▶ Aim
Search the records for the word "colony" and pick out every line that has it.

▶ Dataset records
════════════════

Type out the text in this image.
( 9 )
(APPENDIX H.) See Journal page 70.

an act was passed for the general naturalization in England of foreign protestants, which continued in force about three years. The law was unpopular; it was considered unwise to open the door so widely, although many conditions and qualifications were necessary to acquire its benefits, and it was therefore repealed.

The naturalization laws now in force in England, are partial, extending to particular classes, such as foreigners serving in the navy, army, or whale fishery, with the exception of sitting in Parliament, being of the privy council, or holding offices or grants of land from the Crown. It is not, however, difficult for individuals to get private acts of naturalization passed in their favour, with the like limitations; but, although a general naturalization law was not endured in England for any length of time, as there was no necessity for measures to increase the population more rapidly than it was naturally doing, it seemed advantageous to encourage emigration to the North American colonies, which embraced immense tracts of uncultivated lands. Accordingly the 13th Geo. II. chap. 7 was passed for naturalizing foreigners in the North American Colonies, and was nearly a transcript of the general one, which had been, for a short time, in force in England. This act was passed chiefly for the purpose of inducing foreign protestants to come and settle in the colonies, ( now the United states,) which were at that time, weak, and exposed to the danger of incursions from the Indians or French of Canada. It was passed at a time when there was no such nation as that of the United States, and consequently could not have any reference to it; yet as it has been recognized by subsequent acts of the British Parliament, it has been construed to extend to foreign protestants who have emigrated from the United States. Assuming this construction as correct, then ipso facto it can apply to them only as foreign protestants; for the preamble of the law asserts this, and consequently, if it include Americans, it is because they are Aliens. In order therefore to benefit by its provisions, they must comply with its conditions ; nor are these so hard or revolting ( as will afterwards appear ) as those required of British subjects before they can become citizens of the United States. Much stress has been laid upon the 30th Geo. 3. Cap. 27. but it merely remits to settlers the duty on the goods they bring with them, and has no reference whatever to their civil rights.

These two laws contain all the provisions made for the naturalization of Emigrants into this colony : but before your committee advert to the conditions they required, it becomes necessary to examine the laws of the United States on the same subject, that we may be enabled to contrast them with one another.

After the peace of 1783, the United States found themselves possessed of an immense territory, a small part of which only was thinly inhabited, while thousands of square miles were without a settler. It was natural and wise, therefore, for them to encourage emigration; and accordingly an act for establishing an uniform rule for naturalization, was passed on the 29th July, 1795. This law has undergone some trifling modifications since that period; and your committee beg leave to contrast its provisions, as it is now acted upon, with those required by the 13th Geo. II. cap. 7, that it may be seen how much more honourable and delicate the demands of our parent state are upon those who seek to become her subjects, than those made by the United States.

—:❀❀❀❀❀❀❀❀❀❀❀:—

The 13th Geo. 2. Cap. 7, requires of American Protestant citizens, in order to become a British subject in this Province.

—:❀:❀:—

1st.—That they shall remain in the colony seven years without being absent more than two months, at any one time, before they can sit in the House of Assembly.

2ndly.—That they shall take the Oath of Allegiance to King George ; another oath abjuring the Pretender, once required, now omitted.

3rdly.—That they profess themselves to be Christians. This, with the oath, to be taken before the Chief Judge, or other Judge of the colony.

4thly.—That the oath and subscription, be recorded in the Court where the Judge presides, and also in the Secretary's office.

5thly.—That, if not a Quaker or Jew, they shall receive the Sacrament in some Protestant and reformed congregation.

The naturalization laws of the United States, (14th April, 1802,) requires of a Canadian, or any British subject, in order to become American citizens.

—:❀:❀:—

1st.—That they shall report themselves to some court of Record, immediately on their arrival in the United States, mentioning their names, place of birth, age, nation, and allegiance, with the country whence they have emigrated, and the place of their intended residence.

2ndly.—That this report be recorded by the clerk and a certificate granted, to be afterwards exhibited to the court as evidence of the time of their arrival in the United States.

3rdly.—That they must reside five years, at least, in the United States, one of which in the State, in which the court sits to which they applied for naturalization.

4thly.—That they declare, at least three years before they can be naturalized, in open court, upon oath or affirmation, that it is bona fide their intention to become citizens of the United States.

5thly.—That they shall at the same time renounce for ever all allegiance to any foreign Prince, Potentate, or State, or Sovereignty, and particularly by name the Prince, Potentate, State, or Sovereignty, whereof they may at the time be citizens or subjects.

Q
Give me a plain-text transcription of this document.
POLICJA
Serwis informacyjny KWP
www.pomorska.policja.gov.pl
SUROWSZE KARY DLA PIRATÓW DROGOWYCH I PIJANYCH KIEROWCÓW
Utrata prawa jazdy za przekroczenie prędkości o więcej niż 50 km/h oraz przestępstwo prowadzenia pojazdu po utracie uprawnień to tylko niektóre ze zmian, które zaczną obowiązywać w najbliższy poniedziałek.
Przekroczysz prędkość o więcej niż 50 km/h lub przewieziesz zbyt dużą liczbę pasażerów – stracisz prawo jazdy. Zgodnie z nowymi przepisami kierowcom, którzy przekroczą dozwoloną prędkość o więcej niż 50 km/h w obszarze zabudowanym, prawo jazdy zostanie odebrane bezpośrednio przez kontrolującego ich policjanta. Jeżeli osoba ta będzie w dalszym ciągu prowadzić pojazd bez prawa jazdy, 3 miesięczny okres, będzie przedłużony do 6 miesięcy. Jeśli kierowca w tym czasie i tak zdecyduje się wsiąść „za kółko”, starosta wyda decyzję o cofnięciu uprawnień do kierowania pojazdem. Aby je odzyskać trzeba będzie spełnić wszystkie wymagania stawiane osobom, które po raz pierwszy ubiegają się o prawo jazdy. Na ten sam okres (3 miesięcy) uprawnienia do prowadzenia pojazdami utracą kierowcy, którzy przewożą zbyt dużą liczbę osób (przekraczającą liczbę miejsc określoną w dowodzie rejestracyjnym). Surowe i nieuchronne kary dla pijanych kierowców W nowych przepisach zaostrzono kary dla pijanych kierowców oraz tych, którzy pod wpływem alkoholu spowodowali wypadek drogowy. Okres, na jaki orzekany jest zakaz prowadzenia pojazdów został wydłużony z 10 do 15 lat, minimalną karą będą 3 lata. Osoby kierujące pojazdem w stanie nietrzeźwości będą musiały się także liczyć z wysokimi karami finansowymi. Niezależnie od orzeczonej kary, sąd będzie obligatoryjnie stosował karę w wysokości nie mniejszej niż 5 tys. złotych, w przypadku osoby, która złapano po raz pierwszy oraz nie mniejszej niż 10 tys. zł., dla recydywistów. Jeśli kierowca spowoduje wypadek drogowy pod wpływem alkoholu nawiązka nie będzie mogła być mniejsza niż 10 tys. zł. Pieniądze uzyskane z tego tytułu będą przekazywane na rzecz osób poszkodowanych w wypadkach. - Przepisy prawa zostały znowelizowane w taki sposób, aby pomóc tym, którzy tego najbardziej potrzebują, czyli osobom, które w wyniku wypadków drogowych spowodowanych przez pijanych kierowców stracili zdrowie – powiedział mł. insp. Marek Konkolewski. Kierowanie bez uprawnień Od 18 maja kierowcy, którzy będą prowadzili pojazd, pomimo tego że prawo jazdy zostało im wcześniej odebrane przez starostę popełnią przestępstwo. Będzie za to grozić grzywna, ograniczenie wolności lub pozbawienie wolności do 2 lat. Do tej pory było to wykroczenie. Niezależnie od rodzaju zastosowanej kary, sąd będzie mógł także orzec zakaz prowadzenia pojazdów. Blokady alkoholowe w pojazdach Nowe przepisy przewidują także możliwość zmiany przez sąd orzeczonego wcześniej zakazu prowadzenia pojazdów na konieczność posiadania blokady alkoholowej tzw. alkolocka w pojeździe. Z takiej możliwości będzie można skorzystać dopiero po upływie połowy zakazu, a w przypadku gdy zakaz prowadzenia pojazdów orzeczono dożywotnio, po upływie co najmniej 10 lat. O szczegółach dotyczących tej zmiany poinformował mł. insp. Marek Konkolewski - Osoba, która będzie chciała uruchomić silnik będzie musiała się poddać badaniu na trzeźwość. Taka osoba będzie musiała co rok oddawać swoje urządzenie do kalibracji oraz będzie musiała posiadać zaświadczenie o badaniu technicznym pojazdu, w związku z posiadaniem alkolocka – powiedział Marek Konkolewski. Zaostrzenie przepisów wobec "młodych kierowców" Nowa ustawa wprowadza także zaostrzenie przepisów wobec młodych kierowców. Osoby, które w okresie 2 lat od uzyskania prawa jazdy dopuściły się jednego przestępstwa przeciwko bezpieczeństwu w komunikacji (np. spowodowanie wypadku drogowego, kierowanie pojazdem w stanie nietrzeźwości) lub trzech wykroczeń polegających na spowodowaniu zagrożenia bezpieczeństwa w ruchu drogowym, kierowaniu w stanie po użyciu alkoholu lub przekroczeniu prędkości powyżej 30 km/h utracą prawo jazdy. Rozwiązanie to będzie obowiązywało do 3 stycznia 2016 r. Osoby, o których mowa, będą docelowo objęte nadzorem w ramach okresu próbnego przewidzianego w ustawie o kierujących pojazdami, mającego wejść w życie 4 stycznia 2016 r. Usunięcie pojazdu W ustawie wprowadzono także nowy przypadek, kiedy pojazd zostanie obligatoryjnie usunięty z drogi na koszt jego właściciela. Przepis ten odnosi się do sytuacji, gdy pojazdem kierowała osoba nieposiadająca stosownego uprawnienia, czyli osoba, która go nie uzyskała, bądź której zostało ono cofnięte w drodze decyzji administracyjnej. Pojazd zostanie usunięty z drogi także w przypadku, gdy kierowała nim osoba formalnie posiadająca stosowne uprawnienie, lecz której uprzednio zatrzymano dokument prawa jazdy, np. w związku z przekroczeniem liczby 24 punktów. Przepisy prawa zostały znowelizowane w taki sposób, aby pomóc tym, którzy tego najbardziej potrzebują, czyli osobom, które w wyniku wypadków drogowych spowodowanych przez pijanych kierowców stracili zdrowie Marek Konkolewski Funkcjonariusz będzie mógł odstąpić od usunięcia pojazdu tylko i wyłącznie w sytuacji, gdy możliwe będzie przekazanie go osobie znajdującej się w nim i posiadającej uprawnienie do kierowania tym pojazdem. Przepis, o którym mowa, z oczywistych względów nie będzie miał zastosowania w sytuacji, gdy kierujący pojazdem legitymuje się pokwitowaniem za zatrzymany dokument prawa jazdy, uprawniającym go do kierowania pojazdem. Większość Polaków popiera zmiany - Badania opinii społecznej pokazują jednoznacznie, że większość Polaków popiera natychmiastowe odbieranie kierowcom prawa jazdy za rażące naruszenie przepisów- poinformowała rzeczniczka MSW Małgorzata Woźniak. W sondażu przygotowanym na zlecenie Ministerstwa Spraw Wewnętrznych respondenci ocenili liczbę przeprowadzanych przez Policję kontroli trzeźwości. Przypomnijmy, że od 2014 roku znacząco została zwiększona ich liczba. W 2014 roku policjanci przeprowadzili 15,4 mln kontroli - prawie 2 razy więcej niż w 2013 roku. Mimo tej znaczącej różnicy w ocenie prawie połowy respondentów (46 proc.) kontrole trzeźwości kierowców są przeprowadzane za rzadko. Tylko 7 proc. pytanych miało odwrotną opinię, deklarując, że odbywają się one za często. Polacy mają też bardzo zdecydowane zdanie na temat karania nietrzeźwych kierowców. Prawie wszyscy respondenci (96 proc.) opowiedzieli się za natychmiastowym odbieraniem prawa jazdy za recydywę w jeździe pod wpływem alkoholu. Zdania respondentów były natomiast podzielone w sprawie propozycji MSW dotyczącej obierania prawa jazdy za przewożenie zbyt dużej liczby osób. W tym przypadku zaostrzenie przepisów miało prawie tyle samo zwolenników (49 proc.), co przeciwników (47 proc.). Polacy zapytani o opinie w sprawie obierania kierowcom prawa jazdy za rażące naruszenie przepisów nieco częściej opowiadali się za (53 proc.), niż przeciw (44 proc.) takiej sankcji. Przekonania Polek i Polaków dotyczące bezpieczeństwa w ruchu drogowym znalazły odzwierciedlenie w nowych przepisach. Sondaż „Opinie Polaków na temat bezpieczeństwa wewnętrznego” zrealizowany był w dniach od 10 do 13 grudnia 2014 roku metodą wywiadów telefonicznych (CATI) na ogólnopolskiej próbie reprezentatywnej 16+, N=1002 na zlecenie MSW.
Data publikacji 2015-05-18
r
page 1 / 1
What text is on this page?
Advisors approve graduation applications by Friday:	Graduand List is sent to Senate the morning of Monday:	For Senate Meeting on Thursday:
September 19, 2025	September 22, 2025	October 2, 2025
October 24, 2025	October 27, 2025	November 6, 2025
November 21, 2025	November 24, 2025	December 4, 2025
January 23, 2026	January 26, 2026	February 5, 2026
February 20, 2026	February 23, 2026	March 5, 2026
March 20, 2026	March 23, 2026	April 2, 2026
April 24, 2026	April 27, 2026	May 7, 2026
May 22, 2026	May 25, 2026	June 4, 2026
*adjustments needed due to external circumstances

════════════════

▶ Written solution
These two laws contain all the provisions made for the naturalization of Emigrants into this colony : but before your committee advert to the conditions they required, it becomes necessary to examine the laws of the United States on the same subject, that we may be enabled to contrast them with one another.
1st.—That they shall remain in the colony seven years without being absent more than two months, at any one time, before they can sit in the House of Assembly.
3rdly.—That they profess themselves to be Christians. This, with the oath, to be taken before the Chief Judge, or other Judge of the colony.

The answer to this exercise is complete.